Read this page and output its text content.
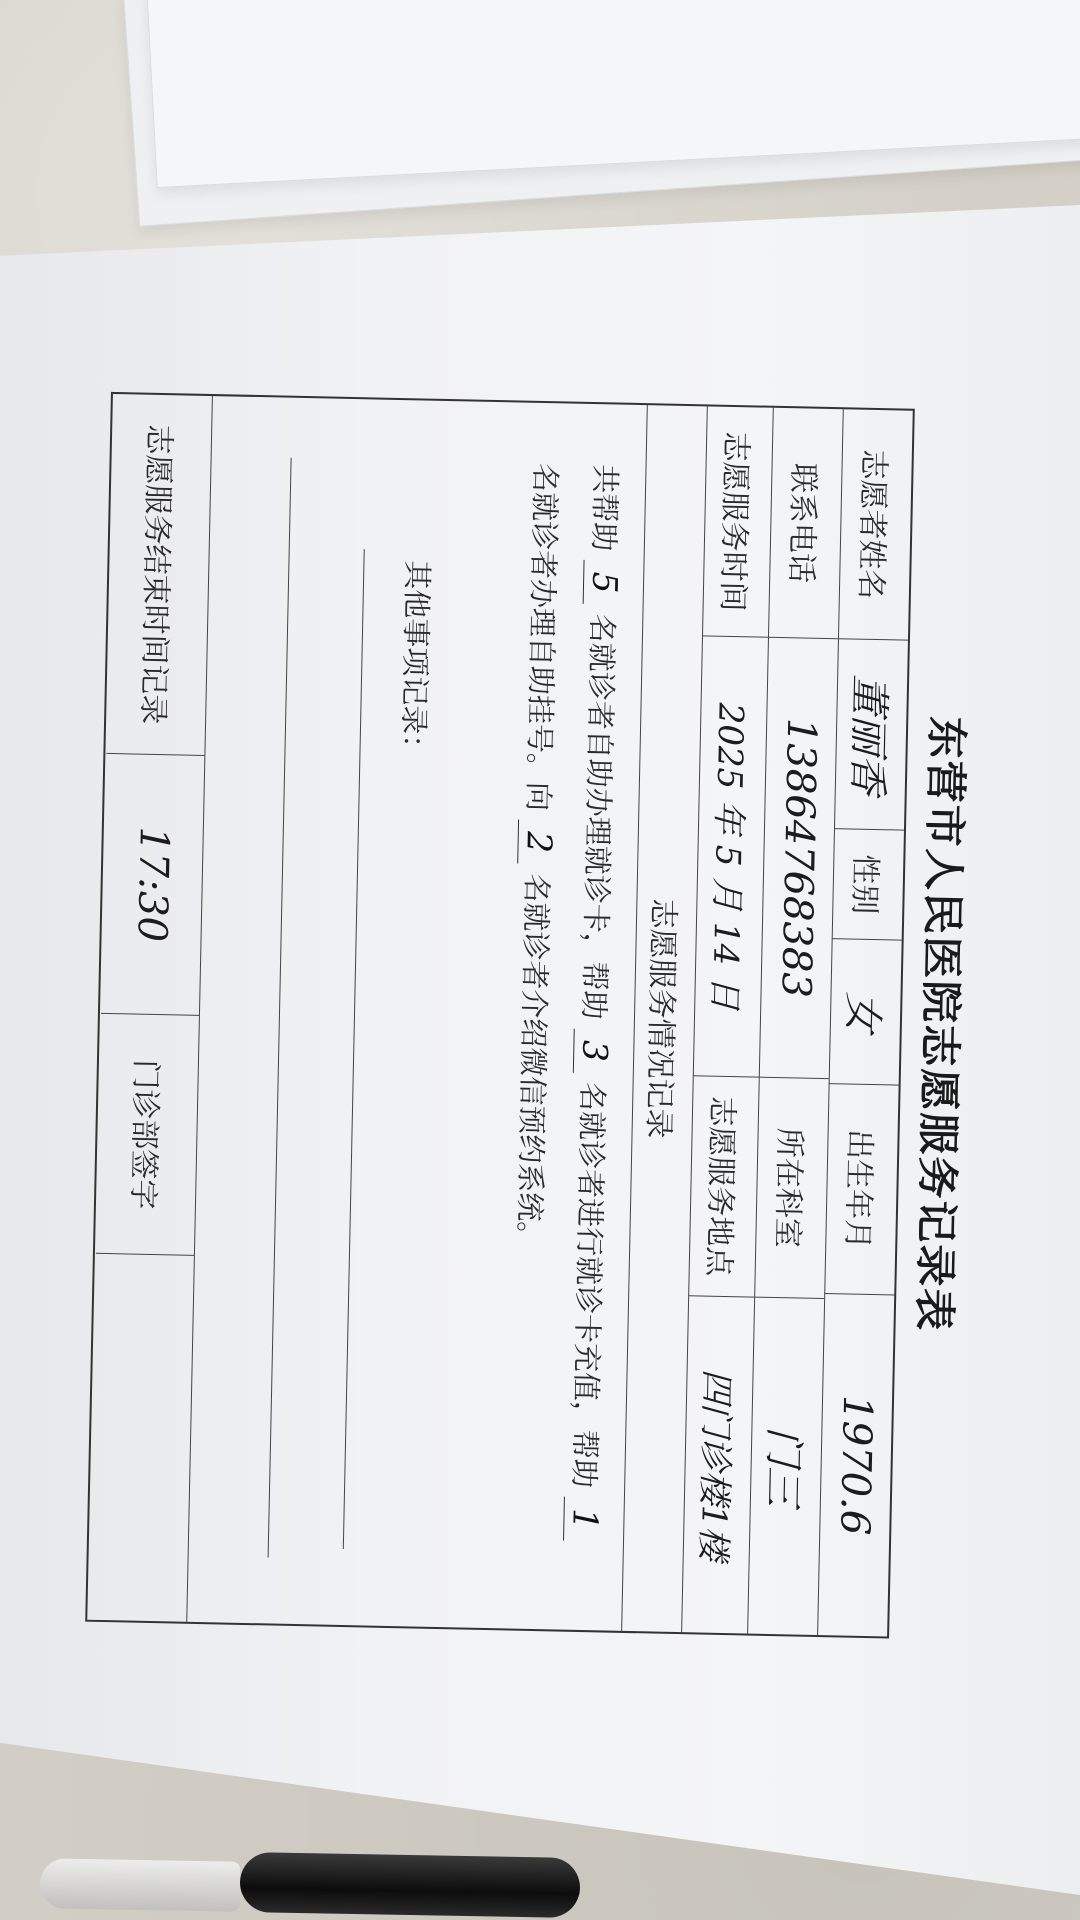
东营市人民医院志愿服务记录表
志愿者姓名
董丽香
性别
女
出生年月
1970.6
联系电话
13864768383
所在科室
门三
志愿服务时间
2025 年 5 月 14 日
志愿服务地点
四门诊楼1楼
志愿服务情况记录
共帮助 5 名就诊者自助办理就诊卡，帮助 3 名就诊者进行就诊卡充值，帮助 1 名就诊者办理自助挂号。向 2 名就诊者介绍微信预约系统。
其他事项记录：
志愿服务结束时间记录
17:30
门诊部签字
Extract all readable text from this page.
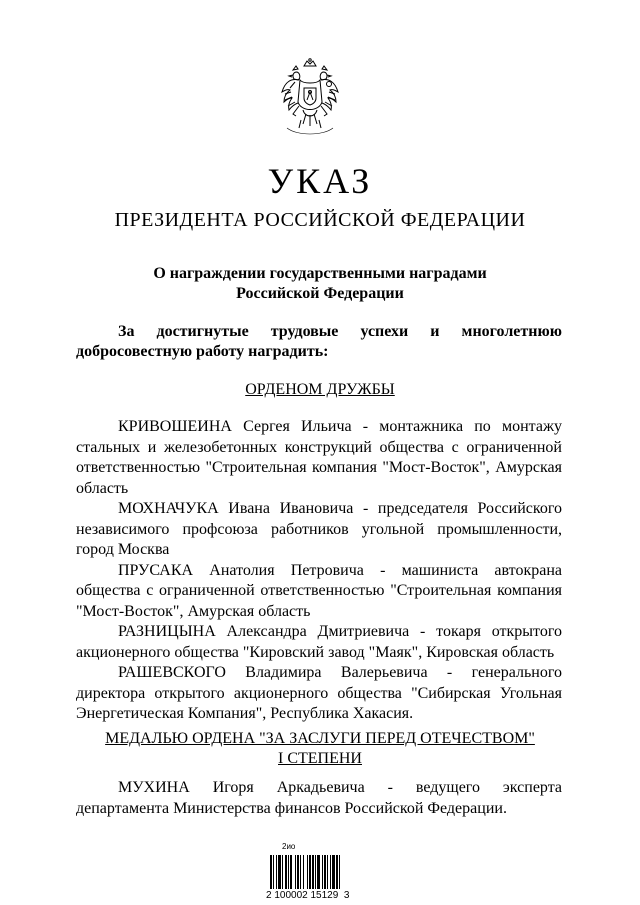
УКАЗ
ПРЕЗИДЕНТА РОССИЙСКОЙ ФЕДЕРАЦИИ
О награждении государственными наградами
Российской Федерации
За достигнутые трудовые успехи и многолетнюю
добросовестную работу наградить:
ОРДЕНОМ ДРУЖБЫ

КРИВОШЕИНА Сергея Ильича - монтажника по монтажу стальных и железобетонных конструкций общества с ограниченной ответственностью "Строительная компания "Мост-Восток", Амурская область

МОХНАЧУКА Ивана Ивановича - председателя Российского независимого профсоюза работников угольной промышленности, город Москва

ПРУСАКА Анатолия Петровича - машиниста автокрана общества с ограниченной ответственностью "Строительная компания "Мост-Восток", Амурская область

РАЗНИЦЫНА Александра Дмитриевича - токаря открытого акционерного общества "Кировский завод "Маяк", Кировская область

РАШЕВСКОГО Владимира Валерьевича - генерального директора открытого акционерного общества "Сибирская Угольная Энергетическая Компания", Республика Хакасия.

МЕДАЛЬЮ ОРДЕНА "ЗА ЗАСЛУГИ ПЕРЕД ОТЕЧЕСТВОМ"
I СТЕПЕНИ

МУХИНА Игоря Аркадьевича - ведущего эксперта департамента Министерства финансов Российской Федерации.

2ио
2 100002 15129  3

[Aim of the task] Write out all the records again, exactly, minus any pictures.

[Correct result]
Read this page and output its text content.
东营市人民医院志愿服务记录表
志愿者姓名
董丽香
性别
女
出生年月
1970.6
联系电话
13864768383
所在科室
门三
志愿服务时间
2025 年 5 月 14 日
志愿服务地点
四门诊楼1楼
志愿服务情况记录
共帮助 5 名就诊者自助办理就诊卡，帮助 3 名就诊者进行就诊卡充值，帮助 1 名就诊者办理自助挂号。向 2 名就诊者介绍微信预约系统。
其他事项记录：
志愿服务结束时间记录
17:30
门诊部签字
Extract all readable text from this page.
УКАЗ
ПРЕЗИДЕНТА РОССИЙСКОЙ ФЕДЕРАЦИИ
О награждении государственными наградами
Российской Федерации
За достигнутые трудовые успехи и многолетнюю
добросовестную работу наградить:
ОРДЕНОМ ДРУЖБЫ

КРИВОШЕИНА Сергея Ильича - монтажника по монтажу стальных и железобетонных конструкций общества с ограниченной ответственностью "Строительная компания "Мост-Восток", Амурская область

МОХНАЧУКА Ивана Ивановича - председателя Российского независимого профсоюза работников угольной промышленности, город Москва

ПРУСАКА Анатолия Петровича - машиниста автокрана общества с ограниченной ответственностью "Строительная компания "Мост-Восток", Амурская область

РАЗНИЦЫНА Александра Дмитриевича - токаря открытого акционерного общества "Кировский завод "Маяк", Кировская область

РАШЕВСКОГО Владимира Валерьевича - генерального директора открытого акционерного общества "Сибирская Угольная Энергетическая Компания", Республика Хакасия.

МЕДАЛЬЮ ОРДЕНА "ЗА ЗАСЛУГИ ПЕРЕД ОТЕЧЕСТВОМ"
I СТЕПЕНИ

МУХИНА Игоря Аркадьевича - ведущего эксперта департамента Министерства финансов Российской Федерации.

2ио
2 100002 15129  3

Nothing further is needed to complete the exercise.